— Begin —

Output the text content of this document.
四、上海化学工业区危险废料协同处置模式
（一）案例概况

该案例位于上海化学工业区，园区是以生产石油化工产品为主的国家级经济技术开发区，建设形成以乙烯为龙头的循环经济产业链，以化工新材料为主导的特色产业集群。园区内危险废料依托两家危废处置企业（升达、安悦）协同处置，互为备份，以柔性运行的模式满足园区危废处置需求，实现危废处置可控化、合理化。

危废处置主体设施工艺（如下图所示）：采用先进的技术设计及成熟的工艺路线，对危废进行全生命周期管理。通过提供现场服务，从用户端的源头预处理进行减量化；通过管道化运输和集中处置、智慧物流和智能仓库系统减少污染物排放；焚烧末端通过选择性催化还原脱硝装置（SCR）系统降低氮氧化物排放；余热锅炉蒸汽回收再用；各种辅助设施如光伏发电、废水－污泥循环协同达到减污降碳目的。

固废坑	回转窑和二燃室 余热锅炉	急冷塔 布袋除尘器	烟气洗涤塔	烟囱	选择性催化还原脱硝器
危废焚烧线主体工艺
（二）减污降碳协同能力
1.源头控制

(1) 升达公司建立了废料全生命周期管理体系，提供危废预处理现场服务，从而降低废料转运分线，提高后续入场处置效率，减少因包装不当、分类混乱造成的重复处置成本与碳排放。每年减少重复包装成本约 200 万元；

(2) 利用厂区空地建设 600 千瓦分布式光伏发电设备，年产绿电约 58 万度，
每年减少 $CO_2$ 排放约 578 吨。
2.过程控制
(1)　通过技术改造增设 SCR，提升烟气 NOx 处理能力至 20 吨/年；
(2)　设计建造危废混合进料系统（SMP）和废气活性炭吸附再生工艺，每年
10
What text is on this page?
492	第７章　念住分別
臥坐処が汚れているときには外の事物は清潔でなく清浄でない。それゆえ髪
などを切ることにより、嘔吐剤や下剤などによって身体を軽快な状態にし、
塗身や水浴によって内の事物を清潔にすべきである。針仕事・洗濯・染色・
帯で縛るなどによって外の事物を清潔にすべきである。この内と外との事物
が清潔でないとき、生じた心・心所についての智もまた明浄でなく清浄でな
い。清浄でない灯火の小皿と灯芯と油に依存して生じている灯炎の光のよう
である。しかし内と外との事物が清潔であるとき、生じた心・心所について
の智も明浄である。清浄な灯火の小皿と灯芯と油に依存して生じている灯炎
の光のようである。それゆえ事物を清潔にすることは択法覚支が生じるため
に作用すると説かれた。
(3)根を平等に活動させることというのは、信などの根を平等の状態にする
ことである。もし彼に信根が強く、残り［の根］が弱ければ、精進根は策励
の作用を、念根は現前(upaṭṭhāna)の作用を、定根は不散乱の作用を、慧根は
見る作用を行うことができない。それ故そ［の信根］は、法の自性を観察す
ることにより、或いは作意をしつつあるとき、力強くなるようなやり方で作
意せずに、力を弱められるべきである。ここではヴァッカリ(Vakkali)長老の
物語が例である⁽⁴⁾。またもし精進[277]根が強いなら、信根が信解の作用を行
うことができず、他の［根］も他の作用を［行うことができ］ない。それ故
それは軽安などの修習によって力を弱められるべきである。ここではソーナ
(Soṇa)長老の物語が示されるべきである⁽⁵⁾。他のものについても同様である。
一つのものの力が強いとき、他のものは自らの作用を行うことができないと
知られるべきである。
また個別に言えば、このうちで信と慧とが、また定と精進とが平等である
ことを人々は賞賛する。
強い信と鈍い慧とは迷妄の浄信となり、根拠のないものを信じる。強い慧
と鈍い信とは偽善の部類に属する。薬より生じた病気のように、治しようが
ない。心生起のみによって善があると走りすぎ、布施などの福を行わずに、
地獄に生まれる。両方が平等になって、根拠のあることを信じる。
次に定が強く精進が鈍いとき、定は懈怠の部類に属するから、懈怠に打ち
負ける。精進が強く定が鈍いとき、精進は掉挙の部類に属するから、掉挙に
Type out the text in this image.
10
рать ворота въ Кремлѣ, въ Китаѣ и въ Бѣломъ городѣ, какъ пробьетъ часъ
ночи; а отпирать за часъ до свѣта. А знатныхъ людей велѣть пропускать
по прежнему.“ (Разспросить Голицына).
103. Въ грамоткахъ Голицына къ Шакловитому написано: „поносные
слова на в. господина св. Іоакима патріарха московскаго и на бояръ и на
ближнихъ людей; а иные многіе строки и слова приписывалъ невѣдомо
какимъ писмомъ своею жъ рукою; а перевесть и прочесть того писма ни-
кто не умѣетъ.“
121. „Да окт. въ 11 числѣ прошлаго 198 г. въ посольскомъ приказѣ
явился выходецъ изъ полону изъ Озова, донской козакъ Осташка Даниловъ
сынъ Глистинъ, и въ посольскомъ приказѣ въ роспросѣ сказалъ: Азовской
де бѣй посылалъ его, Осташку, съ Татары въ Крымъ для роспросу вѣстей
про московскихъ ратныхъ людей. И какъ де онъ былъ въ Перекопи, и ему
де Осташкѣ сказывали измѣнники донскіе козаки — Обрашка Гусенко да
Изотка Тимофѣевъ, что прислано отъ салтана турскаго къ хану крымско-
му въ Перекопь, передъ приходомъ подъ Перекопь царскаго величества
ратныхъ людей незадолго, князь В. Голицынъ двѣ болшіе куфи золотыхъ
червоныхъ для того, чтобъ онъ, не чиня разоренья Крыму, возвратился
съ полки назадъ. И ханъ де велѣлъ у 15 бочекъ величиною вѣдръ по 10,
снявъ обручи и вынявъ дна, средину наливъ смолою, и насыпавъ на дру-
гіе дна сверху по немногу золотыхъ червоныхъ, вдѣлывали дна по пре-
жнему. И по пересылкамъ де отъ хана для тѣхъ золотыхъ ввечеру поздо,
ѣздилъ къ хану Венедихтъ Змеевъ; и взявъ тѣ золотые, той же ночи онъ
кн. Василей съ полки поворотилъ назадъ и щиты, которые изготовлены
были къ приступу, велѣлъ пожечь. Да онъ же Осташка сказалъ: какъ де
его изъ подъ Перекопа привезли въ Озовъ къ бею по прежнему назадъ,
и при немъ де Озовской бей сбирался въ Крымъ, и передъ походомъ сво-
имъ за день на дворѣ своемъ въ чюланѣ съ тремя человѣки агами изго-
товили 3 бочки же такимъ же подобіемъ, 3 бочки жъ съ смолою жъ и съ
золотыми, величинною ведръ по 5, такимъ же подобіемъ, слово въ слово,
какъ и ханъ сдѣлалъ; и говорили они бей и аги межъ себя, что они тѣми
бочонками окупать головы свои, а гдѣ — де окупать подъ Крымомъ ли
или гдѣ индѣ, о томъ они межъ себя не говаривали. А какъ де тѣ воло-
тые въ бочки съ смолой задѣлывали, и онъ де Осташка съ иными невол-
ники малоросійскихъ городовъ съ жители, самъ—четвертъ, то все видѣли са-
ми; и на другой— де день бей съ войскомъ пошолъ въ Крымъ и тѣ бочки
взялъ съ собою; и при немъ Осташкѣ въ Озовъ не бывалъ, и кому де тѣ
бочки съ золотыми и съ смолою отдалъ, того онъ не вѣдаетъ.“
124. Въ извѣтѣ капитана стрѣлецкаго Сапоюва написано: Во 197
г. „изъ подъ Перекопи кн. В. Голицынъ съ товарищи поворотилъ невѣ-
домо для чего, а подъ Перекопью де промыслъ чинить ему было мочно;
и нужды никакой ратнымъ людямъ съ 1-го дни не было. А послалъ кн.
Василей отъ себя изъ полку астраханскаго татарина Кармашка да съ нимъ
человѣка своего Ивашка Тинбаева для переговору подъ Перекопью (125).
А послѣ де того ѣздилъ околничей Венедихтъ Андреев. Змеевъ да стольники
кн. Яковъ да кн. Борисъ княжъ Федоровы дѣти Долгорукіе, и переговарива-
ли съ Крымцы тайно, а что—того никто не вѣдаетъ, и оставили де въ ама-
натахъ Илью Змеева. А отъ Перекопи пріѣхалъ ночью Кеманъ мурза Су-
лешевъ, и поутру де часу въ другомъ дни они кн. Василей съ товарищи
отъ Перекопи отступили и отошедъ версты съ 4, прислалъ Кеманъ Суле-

— End —

• Work required
Say how many lines in the listing above include "такимъ". Give nothing but the number.

• Correct answer
2